> TASK PROMPT: Set down every record once more, exactly as given.

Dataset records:
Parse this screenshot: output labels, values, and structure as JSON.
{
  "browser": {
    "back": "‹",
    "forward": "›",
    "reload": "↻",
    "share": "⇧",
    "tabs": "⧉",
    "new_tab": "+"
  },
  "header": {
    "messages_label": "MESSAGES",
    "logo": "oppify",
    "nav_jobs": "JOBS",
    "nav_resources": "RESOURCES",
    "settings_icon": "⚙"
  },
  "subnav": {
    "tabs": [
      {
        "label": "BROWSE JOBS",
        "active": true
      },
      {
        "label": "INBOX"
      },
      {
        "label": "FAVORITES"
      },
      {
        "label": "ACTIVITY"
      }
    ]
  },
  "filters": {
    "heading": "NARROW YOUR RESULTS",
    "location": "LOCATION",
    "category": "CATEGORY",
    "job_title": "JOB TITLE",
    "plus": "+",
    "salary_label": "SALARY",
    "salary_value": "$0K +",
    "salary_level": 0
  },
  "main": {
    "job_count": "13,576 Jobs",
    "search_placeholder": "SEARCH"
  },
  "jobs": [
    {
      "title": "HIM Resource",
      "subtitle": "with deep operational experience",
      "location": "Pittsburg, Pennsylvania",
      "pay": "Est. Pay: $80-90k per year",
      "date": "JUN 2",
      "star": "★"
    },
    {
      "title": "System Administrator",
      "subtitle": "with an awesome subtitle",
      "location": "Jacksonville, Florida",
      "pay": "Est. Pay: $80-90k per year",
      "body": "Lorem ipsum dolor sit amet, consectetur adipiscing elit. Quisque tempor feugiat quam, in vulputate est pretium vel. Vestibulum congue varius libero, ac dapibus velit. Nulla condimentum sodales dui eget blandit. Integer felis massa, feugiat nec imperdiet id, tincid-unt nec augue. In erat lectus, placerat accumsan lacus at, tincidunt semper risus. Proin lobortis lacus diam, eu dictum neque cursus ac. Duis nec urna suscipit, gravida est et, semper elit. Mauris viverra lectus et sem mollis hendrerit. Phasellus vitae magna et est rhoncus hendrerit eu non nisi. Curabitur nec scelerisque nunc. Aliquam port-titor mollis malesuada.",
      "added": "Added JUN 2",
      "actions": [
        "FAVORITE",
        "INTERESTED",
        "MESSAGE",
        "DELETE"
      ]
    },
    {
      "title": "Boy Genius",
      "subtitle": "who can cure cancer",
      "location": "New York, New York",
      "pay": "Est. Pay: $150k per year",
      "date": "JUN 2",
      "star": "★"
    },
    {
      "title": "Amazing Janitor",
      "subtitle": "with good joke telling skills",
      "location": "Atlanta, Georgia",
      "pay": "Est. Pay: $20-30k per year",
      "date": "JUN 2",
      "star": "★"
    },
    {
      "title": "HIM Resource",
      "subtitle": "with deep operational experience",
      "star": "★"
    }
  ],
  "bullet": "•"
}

> REPLY:
Parse this screenshot: output labels, values, and structure as JSON.
{
  "browser": {
    "back": "‹",
    "forward": "›",
    "reload": "↻",
    "share": "⇧",
    "tabs": "⧉",
    "new_tab": "+"
  },
  "header": {
    "messages_label": "MESSAGES",
    "logo": "oppify",
    "nav_jobs": "JOBS",
    "nav_resources": "RESOURCES",
    "settings_icon": "⚙"
  },
  "subnav": {
    "tabs": [
      {
        "label": "BROWSE JOBS",
        "active": true
      },
      {
        "label": "INBOX"
      },
      {
        "label": "FAVORITES"
      },
      {
        "label": "ACTIVITY"
      }
    ]
  },
  "filters": {
    "heading": "NARROW YOUR RESULTS",
    "location": "LOCATION",
    "category": "CATEGORY",
    "job_title": "JOB TITLE",
    "plus": "+",
    "salary_label": "SALARY",
    "salary_value": "$0K +",
    "salary_level": 0
  },
  "main": {
    "job_count": "13,576 Jobs",
    "search_placeholder": "SEARCH"
  },
  "jobs": [
    {
      "title": "HIM Resource",
      "subtitle": "with deep operational experience",
      "location": "Pittsburg, Pennsylvania",
      "pay": "Est. Pay: $80-90k per year",
      "date": "JUN 2",
      "star": "★"
    },
    {
      "title": "System Administrator",
      "subtitle": "with an awesome subtitle",
      "location": "Jacksonville, Florida",
      "pay": "Est. Pay: $80-90k per year",
      "body": "Lorem ipsum dolor sit amet, consectetur adipiscing elit. Quisque tempor feugiat quam, in vulputate est pretium vel. Vestibulum congue varius libero, ac dapibus velit. Nulla condimentum sodales dui eget blandit. Integer felis massa, feugiat nec imperdiet id, tincid-unt nec augue. In erat lectus, placerat accumsan lacus at, tincidunt semper risus. Proin lobortis lacus diam, eu dictum neque cursus ac. Duis nec urna suscipit, gravida est et, semper elit. Mauris viverra lectus et sem mollis hendrerit. Phasellus vitae magna et est rhoncus hendrerit eu non nisi. Curabitur nec scelerisque nunc. Aliquam port-titor mollis malesuada.",
      "added": "Added JUN 2",
      "actions": [
        "FAVORITE",
        "INTERESTED",
        "MESSAGE",
        "DELETE"
      ]
    },
    {
      "title": "Boy Genius",
      "subtitle": "who can cure cancer",
      "location": "New York, New York",
      "pay": "Est. Pay: $150k per year",
      "date": "JUN 2",
      "star": "★"
    },
    {
      "title": "Amazing Janitor",
      "subtitle": "with good joke telling skills",
      "location": "Atlanta, Georgia",
      "pay": "Est. Pay: $20-30k per year",
      "date": "JUN 2",
      "star": "★"
    },
    {
      "title": "HIM Resource",
      "subtitle": "with deep operational experience",
      "star": "★"
    }
  ],
  "bullet": "•"
}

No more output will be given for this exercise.